**INSTRUCTIONS FOR THE TASK:**
Copy out each line exactly; pictures stay out of the copy.
====== DATA SHOWN
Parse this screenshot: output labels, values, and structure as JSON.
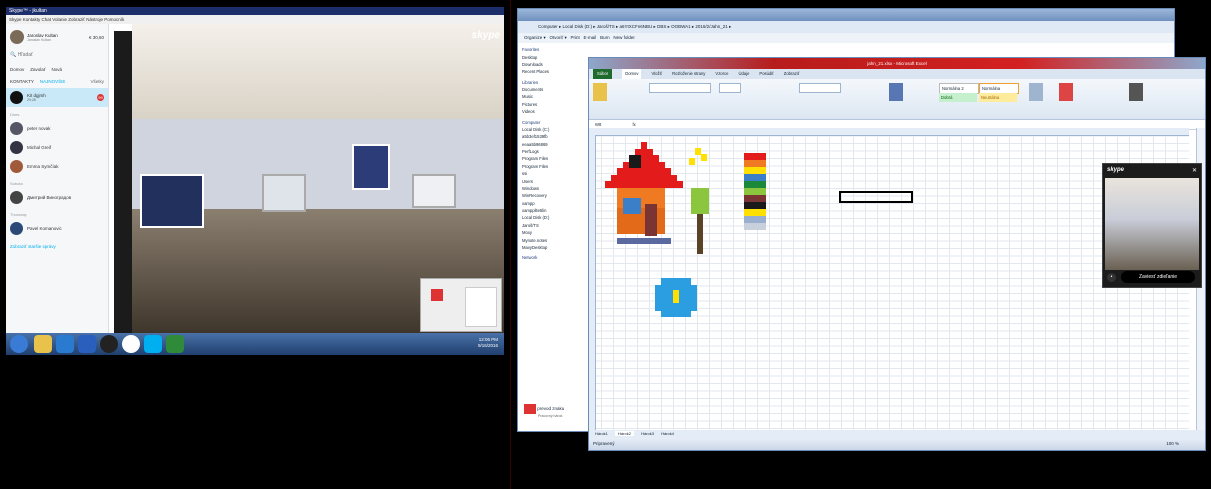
{
  "skype": {
    "title": "Skype™ - jkultan",
    "menu": "Skype   Kontakty   Chat   Volanie   Zobraziť   Nástroje   Pomocník",
    "profile_name": "Jaroslav Kultan",
    "profile_status": "Jaroslav Kultan",
    "credit": "€ 30,60",
    "search_placeholder": "Hľadať",
    "nav": [
      "Domov",
      "Zavolať",
      "Nová"
    ],
    "tabs": [
      "KONTAKTY",
      "NAJNOVŠIE",
      "Všetky"
    ],
    "contacts": [
      {
        "name": "Kit dgjmh",
        "sub": "29:28",
        "selected": true
      },
      {
        "name": "peter novak",
        "section": "Dnes"
      },
      {
        "name": "Michal Greif"
      },
      {
        "name": "Emma Symčíak"
      },
      {
        "name": "Дмитрий Виноградов",
        "section": "Sobota"
      },
      {
        "name": "Pavel Komanovic",
        "section": "Thursday"
      }
    ],
    "badge": "99",
    "link": "Zobraziť staršie správy",
    "logo": "skype"
  },
  "taskbar": {
    "time": "12:06 PM",
    "date": "9/16/2016"
  },
  "explorer": {
    "address": "Computer ▸ Local Disk (D:) ▸ Jaroš/TS ▸ a6YtXCFn6NBU ▸ DBS ▸ OOBWA1 ▸ 2016/2/Jahn_21 ▸",
    "toolbar": [
      "Organize ▾",
      "Otvoriť ▾",
      "Print",
      "E-mail",
      "Burn",
      "New folder"
    ],
    "nav": [
      {
        "label": "Favorites",
        "h": true
      },
      {
        "label": "Desktop"
      },
      {
        "label": "Downloads"
      },
      {
        "label": "Recent Places"
      },
      {
        "label": "Libraries",
        "h": true
      },
      {
        "label": "Documents"
      },
      {
        "label": "Music"
      },
      {
        "label": "Pictures"
      },
      {
        "label": "Videos"
      },
      {
        "label": "Computer",
        "h": true
      },
      {
        "label": "Local Disk (C:)"
      },
      {
        "label": "a5b3ef1539fb"
      },
      {
        "label": "eeaa5b96869"
      },
      {
        "label": "PerfLogs"
      },
      {
        "label": "Program Files"
      },
      {
        "label": "Program Files"
      },
      {
        "label": "ssi"
      },
      {
        "label": "Users"
      },
      {
        "label": "Windows"
      },
      {
        "label": "WinRecovery"
      },
      {
        "label": "xampp"
      },
      {
        "label": "xampplite5lin"
      },
      {
        "label": "Local Disk (D:)"
      },
      {
        "label": "Jaroš/TS"
      },
      {
        "label": "Moxy"
      },
      {
        "label": "Mynote.notes"
      },
      {
        "label": "MavyDesktop"
      },
      {
        "label": "Network",
        "h": true
      }
    ],
    "file_label": "prevod znaku",
    "file_sub": "Pracovný hárok"
  },
  "excel": {
    "title": "jahn_21.xlsx - Microsoft Excel",
    "tabs": [
      "Súbor",
      "Domov",
      "Vložiť",
      "Rozloženie strany",
      "Vzorce",
      "Údaje",
      "Posúdiť",
      "Zobraziť"
    ],
    "styles": [
      "Normálna 2",
      "Normálna",
      "Dobrá",
      "Neutrálna"
    ],
    "name_box": "W8",
    "sheets": [
      "Hárok1",
      "Hárok2",
      "Hárok3",
      "Hárok4"
    ],
    "status": "Pripravený",
    "zoom": "100 %"
  },
  "mini_window": {
    "button": "Zaviesť zdieľanie",
    "logo": "skype"
  }
}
============
**TASK ANSWER:**
Parse this screenshot: output labels, values, and structure as JSON.
{
  "skype": {
    "title": "Skype™ - jkultan",
    "menu": "Skype   Kontakty   Chat   Volanie   Zobraziť   Nástroje   Pomocník",
    "profile_name": "Jaroslav Kultan",
    "profile_status": "Jaroslav Kultan",
    "credit": "€ 30,60",
    "search_placeholder": "Hľadať",
    "nav": [
      "Domov",
      "Zavolať",
      "Nová"
    ],
    "tabs": [
      "KONTAKTY",
      "NAJNOVŠIE",
      "Všetky"
    ],
    "contacts": [
      {
        "name": "Kit dgjmh",
        "sub": "29:28",
        "selected": true
      },
      {
        "name": "peter novak",
        "section": "Dnes"
      },
      {
        "name": "Michal Greif"
      },
      {
        "name": "Emma Symčíak"
      },
      {
        "name": "Дмитрий Виноградов",
        "section": "Sobota"
      },
      {
        "name": "Pavel Komanovic",
        "section": "Thursday"
      }
    ],
    "badge": "99",
    "link": "Zobraziť staršie správy",
    "logo": "skype"
  },
  "taskbar": {
    "time": "12:06 PM",
    "date": "9/16/2016"
  },
  "explorer": {
    "address": "Computer ▸ Local Disk (D:) ▸ Jaroš/TS ▸ a6YtXCFn6NBU ▸ DBS ▸ OOBWA1 ▸ 2016/2/Jahn_21 ▸",
    "toolbar": [
      "Organize ▾",
      "Otvoriť ▾",
      "Print",
      "E-mail",
      "Burn",
      "New folder"
    ],
    "nav": [
      {
        "label": "Favorites",
        "h": true
      },
      {
        "label": "Desktop"
      },
      {
        "label": "Downloads"
      },
      {
        "label": "Recent Places"
      },
      {
        "label": "Libraries",
        "h": true
      },
      {
        "label": "Documents"
      },
      {
        "label": "Music"
      },
      {
        "label": "Pictures"
      },
      {
        "label": "Videos"
      },
      {
        "label": "Computer",
        "h": true
      },
      {
        "label": "Local Disk (C:)"
      },
      {
        "label": "a5b3ef1539fb"
      },
      {
        "label": "eeaa5b96869"
      },
      {
        "label": "PerfLogs"
      },
      {
        "label": "Program Files"
      },
      {
        "label": "Program Files"
      },
      {
        "label": "ssi"
      },
      {
        "label": "Users"
      },
      {
        "label": "Windows"
      },
      {
        "label": "WinRecovery"
      },
      {
        "label": "xampp"
      },
      {
        "label": "xampplite5lin"
      },
      {
        "label": "Local Disk (D:)"
      },
      {
        "label": "Jaroš/TS"
      },
      {
        "label": "Moxy"
      },
      {
        "label": "Mynote.notes"
      },
      {
        "label": "MavyDesktop"
      },
      {
        "label": "Network",
        "h": true
      }
    ],
    "file_label": "prevod znaku",
    "file_sub": "Pracovný hárok"
  },
  "excel": {
    "title": "jahn_21.xlsx - Microsoft Excel",
    "tabs": [
      "Súbor",
      "Domov",
      "Vložiť",
      "Rozloženie strany",
      "Vzorce",
      "Údaje",
      "Posúdiť",
      "Zobraziť"
    ],
    "styles": [
      "Normálna 2",
      "Normálna",
      "Dobrá",
      "Neutrálna"
    ],
    "name_box": "W8",
    "sheets": [
      "Hárok1",
      "Hárok2",
      "Hárok3",
      "Hárok4"
    ],
    "status": "Pripravený",
    "zoom": "100 %"
  },
  "mini_window": {
    "button": "Zaviesť zdieľanie",
    "logo": "skype"
  }
}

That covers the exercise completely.